• **MATERIAL TO PROCESS**
+-------+

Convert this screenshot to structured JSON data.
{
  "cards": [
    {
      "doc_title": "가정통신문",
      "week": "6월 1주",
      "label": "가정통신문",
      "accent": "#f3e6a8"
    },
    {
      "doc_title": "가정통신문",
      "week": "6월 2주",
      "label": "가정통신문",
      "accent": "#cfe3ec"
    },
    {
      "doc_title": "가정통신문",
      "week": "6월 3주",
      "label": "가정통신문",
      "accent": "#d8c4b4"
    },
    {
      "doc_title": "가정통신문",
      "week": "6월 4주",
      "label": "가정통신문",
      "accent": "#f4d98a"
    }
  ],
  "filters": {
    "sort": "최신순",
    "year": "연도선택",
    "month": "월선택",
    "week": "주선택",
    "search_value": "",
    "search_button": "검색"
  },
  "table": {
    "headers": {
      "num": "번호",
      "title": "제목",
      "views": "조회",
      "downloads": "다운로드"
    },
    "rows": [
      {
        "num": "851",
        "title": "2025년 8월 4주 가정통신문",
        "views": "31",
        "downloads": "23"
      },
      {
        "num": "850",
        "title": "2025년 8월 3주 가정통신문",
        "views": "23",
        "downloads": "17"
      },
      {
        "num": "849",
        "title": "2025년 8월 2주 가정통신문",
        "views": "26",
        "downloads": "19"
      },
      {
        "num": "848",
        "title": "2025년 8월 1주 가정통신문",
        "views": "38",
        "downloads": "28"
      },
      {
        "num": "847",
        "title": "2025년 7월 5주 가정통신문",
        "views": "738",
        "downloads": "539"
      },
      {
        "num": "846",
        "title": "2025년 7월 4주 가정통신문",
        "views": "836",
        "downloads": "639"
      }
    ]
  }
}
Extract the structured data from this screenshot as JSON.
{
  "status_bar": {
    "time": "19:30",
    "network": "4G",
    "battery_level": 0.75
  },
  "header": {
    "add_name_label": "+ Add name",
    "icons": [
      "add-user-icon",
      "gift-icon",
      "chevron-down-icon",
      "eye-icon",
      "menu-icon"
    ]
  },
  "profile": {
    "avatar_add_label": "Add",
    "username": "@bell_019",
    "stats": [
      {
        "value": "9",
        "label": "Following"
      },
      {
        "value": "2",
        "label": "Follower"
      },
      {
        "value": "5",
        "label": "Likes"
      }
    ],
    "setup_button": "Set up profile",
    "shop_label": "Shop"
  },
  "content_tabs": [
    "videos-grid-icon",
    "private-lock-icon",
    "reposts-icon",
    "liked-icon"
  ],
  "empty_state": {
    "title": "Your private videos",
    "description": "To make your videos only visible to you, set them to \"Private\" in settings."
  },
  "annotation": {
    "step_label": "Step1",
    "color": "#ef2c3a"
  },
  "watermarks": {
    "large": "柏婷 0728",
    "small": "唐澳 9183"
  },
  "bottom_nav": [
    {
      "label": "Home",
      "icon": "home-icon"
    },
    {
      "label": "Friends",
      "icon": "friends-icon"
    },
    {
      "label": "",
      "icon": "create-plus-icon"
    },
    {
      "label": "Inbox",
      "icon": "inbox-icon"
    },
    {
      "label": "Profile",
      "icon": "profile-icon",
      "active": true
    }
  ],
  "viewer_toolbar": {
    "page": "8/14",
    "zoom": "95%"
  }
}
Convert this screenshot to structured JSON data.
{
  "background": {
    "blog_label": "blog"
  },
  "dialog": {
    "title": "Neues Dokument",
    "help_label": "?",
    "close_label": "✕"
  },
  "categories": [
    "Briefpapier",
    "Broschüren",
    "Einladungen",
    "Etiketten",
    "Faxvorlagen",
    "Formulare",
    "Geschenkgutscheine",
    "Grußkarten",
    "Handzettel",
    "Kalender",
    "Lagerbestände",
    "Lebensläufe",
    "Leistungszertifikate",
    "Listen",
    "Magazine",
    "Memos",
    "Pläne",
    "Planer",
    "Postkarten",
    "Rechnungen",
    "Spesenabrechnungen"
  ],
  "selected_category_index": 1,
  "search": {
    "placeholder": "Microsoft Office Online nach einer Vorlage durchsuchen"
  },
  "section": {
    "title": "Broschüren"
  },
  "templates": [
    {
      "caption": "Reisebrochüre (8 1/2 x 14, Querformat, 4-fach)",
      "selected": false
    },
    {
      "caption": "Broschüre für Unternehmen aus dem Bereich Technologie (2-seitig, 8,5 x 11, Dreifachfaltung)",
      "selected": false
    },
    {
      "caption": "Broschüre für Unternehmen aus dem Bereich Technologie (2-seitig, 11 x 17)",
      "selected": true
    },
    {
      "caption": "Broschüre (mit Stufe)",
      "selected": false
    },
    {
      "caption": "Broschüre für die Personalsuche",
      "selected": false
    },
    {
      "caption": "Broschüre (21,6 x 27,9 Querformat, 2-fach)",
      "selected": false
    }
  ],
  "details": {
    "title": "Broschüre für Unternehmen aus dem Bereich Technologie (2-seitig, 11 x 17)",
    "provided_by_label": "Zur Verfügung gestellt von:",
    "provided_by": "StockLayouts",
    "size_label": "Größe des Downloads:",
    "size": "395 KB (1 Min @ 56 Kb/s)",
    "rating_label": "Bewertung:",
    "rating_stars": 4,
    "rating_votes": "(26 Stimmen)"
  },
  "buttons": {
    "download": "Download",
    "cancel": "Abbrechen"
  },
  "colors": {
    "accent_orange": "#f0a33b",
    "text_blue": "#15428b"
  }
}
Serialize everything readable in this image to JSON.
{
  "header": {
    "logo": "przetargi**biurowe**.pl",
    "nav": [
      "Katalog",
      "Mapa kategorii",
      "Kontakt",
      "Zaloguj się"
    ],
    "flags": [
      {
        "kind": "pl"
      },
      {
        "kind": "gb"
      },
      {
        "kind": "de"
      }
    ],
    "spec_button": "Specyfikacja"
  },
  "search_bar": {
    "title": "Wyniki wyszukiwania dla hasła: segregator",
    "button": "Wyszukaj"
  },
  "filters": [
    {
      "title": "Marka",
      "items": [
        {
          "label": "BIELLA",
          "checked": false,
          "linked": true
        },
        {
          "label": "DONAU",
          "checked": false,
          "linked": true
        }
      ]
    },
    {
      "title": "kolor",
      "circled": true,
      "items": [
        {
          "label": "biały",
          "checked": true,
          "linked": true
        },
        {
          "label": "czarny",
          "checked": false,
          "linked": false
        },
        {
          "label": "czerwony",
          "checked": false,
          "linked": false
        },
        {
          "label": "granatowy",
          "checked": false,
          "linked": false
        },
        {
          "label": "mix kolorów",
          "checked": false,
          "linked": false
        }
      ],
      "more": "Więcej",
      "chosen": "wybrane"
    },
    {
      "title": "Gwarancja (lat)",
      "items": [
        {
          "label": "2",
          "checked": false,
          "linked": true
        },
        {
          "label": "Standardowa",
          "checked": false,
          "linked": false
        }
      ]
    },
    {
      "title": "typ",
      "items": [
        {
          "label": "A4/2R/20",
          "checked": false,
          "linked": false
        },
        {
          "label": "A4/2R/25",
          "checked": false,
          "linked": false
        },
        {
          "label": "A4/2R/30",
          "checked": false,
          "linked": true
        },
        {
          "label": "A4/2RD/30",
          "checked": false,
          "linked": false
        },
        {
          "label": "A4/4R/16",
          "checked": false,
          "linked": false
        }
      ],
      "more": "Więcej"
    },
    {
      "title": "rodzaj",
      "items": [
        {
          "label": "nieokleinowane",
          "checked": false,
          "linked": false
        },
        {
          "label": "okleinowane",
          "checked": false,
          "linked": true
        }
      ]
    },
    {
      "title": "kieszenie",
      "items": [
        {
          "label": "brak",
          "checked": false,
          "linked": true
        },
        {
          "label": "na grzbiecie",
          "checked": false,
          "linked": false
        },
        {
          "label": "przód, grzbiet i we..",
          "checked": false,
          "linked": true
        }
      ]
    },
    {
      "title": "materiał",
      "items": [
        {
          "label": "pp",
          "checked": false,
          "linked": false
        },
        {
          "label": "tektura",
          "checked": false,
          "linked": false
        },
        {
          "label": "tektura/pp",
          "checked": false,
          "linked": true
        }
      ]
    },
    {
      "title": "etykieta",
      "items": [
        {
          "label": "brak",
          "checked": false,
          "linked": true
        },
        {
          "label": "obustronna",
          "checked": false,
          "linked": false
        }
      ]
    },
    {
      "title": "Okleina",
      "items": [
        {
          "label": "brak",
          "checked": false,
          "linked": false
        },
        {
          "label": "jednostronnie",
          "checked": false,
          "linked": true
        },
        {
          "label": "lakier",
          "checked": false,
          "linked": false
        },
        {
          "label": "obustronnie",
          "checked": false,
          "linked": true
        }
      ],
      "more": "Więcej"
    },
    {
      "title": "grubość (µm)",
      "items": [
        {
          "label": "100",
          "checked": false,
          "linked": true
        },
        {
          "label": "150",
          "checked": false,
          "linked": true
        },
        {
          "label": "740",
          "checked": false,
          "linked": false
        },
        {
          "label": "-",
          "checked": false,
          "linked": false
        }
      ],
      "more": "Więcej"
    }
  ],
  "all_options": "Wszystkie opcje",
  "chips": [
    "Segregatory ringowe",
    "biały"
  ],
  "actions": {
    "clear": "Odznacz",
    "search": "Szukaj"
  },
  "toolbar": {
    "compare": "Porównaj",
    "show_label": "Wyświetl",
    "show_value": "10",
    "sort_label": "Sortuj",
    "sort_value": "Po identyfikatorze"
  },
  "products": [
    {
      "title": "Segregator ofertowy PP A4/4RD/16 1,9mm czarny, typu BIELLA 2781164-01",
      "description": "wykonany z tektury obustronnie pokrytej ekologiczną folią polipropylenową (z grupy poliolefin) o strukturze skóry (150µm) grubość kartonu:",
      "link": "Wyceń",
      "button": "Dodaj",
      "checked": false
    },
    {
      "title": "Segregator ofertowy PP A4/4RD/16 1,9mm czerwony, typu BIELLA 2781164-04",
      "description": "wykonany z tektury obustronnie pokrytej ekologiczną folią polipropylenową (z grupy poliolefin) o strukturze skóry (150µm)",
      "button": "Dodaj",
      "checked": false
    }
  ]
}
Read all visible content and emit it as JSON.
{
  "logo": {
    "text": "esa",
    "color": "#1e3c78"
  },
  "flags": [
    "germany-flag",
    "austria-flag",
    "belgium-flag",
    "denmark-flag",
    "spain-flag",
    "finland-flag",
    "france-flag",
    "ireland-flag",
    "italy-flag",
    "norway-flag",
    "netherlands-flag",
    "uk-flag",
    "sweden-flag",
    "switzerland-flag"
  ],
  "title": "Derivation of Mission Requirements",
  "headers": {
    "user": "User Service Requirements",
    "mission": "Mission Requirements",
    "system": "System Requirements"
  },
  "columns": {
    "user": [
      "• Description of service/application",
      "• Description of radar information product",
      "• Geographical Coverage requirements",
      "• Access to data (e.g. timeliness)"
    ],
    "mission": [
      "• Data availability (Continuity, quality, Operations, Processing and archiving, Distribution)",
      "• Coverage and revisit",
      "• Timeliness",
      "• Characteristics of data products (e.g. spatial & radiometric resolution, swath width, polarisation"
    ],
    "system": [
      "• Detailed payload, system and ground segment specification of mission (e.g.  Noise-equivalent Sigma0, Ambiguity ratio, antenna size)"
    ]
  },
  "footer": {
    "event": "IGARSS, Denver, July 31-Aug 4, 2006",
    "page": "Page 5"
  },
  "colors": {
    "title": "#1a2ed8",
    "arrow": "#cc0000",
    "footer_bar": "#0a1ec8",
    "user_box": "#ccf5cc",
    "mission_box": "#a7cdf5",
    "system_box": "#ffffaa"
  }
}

+-------+

• **WRITTEN EXERCISE**
Identify lines with the string "grupy". Copy each one.

• **WRITTEN REPLY**
      "description": "wykonany z tektury obustronnie pokrytej ekologiczną folią polipropylenową (z grupy poliolefin) o strukturze skóry (150µm) grubość kartonu:",
      "description": "wykonany z tektury obustronnie pokrytej ekologiczną folią polipropylenową (z grupy poliolefin) o strukturze skóry (150µm)",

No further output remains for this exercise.